#### [STATED GOAL]
List each line of the listing below that contains the string "colorbar", treating uppercase and lowercase letters as distinct.

#### [GIVEN RECORDS]
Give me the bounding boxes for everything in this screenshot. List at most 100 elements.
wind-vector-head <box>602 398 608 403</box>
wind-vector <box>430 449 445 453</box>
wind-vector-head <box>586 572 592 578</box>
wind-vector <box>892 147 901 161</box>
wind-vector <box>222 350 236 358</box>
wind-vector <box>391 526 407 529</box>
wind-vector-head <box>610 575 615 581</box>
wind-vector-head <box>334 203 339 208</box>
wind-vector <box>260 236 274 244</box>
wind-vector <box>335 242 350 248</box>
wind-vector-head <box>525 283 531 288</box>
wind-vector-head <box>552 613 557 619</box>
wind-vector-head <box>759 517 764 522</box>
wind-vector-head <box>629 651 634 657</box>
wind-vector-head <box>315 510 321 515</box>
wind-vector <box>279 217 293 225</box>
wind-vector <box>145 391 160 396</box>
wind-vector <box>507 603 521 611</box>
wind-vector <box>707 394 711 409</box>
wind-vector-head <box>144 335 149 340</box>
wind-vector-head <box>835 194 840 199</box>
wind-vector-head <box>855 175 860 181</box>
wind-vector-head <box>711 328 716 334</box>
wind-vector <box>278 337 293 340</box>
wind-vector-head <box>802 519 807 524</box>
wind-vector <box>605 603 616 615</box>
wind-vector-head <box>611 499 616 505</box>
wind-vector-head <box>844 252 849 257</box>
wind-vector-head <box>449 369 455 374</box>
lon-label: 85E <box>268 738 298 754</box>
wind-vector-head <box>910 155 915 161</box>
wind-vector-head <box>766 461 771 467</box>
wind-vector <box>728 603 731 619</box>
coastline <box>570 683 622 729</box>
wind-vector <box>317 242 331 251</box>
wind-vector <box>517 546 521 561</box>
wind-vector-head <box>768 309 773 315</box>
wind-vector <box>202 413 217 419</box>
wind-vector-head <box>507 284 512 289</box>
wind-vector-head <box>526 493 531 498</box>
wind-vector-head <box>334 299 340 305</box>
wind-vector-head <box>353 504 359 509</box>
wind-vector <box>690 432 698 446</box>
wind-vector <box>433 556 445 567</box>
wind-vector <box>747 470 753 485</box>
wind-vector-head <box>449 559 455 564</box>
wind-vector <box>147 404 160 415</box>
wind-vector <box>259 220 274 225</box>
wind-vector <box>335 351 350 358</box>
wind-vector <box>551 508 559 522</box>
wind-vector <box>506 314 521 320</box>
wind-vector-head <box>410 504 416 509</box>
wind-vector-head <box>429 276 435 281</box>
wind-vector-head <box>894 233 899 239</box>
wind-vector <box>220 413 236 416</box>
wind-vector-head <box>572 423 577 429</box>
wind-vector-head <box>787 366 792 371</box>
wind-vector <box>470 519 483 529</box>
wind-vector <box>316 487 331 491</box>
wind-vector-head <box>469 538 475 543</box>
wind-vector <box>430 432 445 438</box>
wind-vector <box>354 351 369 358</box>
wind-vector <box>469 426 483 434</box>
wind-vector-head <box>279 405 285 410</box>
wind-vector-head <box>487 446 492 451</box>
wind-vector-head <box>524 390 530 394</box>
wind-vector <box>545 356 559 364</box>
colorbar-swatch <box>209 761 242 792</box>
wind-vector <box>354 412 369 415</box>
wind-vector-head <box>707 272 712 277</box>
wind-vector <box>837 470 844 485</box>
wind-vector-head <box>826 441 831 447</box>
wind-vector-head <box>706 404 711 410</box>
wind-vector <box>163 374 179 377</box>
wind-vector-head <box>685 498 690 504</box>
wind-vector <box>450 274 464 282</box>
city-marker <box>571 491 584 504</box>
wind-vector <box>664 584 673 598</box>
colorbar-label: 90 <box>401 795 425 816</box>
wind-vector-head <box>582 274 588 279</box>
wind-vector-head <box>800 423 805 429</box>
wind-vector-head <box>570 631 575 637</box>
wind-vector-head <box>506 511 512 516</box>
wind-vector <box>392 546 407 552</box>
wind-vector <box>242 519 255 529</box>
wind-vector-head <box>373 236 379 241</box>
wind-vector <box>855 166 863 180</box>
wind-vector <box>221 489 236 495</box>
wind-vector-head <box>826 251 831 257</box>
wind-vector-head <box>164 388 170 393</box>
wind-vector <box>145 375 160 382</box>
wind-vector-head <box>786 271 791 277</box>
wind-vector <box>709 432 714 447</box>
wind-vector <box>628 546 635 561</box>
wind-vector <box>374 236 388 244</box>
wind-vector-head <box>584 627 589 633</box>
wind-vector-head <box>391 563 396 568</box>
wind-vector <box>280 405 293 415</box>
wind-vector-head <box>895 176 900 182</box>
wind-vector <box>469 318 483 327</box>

#### [FULL OUTPUT]
colorbar-swatch <box>209 761 242 792</box>
colorbar-label: 90 <box>401 795 425 816</box>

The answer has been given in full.